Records
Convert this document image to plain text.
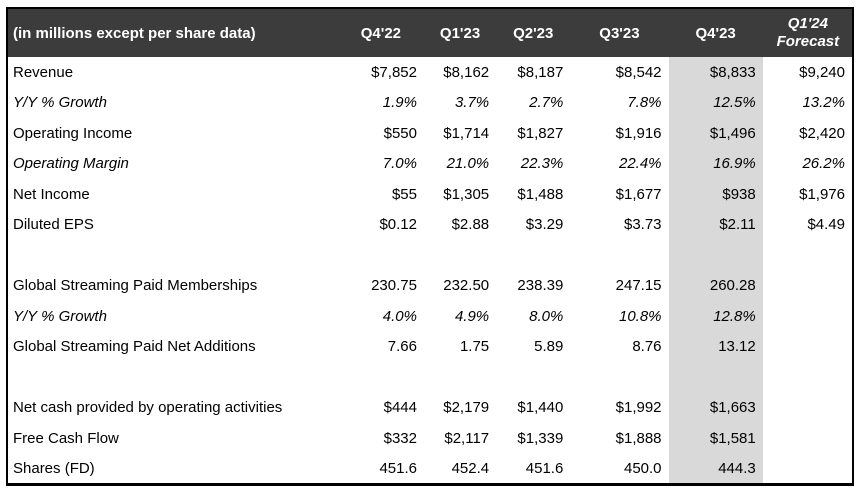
(in millions except per share data)	Q4'22	Q1'23	Q2'23	Q3'23	Q4'23	Q1'24 Forecast
Revenue	$7,852	$8,162	$8,187	$8,542	$8,833	$9,240
Y/Y % Growth	1.9%	3.7%	2.7%	7.8%	12.5%	13.2%
Operating Income	$550	$1,714	$1,827	$1,916	$1,496	$2,420
Operating Margin	7.0%	21.0%	22.3%	22.4%	16.9%	26.2%
Net Income	$55	$1,305	$1,488	$1,677	$938	$1,976
Diluted EPS	$0.12	$2.88	$3.29	$3.73	$2.11	$4.49

Global Streaming Paid Memberships	230.75	232.50	238.39	247.15	260.28	
Y/Y % Growth	4.0%	4.9%	8.0%	10.8%	12.8%	
Global Streaming Paid Net Additions	7.66	1.75	5.89	8.76	13.12	

Net cash provided by operating activities	$444	$2,179	$1,440	$1,992	$1,663	
Free Cash Flow	$332	$2,117	$1,339	$1,888	$1,581	
Shares (FD)	451.6	452.4	451.6	450.0	444.3	
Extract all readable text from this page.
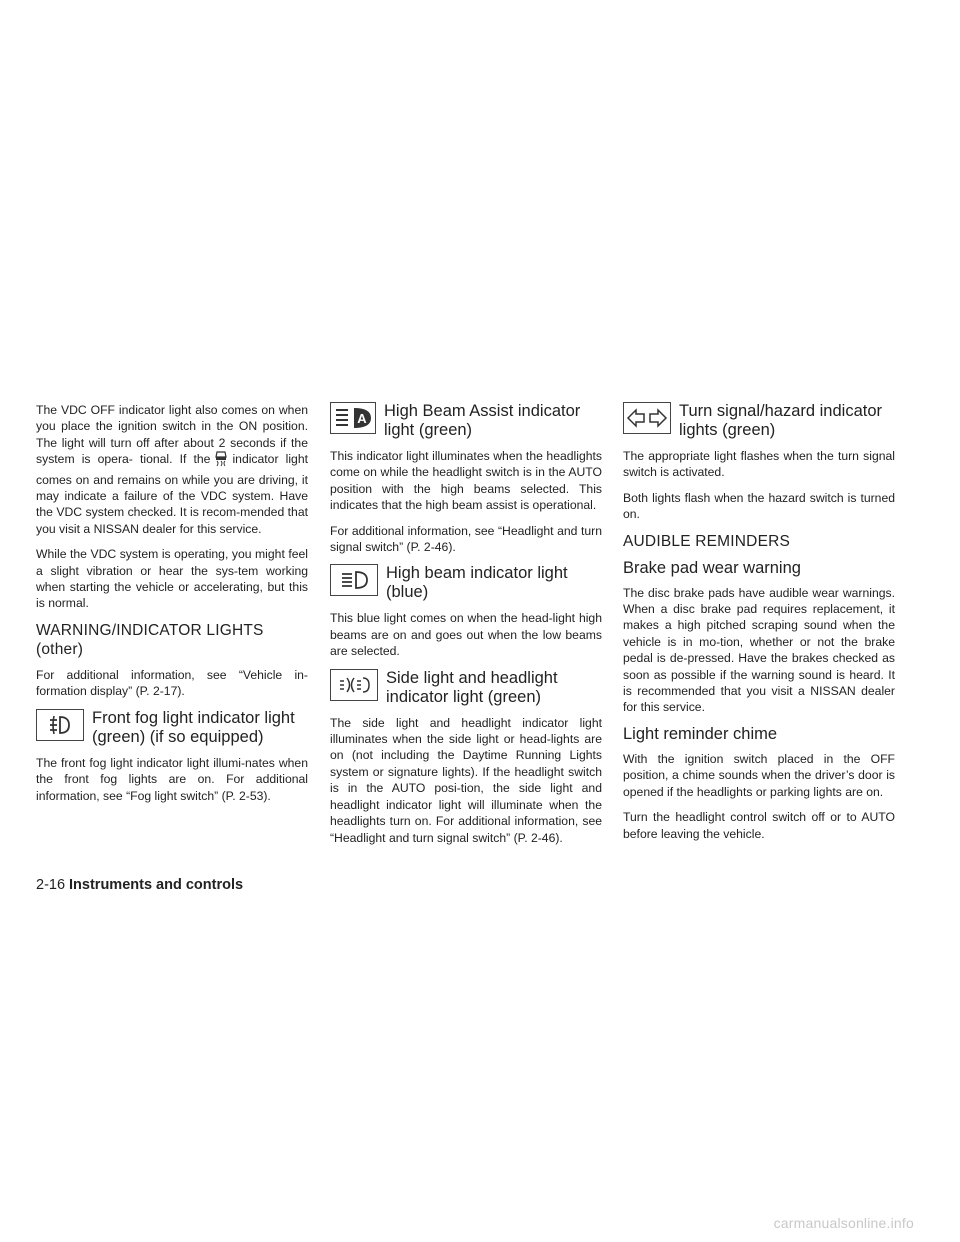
The VDC OFF indicator light also comes on when you place the ignition switch in the ON position. The light will turn off after about 2 seconds if the system is opera- tional. If the indicator light comes on and remains on while you are driving, it may indicate a failure of the VDC system. Have the VDC system checked. It is recom-mended that you visit a NISSAN dealer for this service.

While the VDC system is operating, you might feel a slight vibration or hear the sys-tem working when starting the vehicle or accelerating, but this is normal.

WARNING/INDICATOR LIGHTS (other)

For additional information, see “Vehicle in-formation display” (P. 2-17).

Front fog light indicator light (green) (if so equipped)

The front fog light indicator light illumi-nates when the front fog lights are on. For additional information, see “Fog light switch” (P. 2-53).

A High Beam Assist indicator light (green)

This indicator light illuminates when the headlights come on while the headlight switch is in the AUTO position with the high beams selected. This indicates that the high beam assist is operational.

For additional information, see “Headlight and turn signal switch” (P. 2-46).

High beam indicator light (blue)

This blue light comes on when the head-light high beams are on and goes out when the low beams are selected.

Side light and headlight indicator light (green)

The side light and headlight indicator light illuminates when the side light or head-lights are on (not including the Daytime Running Lights system or signature lights). If the headlight switch is in the AUTO posi-tion, the side light and headlight indicator light will illuminate when the headlights turn on. For additional information, see “Headlight and turn signal switch” (P. 2-46).

Turn signal/hazard indicator lights (green)

The appropriate light flashes when the turn signal switch is activated.

Both lights flash when the hazard switch is turned on.

AUDIBLE REMINDERS
Brake pad wear warning

The disc brake pads have audible wear warnings. When a disc brake pad requires replacement, it makes a high pitched scraping sound when the vehicle is in mo-tion, whether or not the brake pedal is de-pressed. Have the brakes checked as soon as possible if the warning sound is heard. It is recommended that you visit a NISSAN dealer for this service.

Light reminder chime

With the ignition switch placed in the OFF position, a chime sounds when the driver’s door is opened if the headlights or parking lights are on.

Turn the headlight control switch off or to AUTO before leaving the vehicle.

2-16 Instruments and controls
carmanualsonline.info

* REQUIRED TASK *
Whichever lines contain the string "selected", select and copy them.

* SOLUTION *
This indicator light illuminates when the headlights come on while the headlight switch is in the AUTO position with the high beams selected. This indicates that the high beam assist is operational.
This blue light comes on when the head-light high beams are on and goes out when the low beams are selected.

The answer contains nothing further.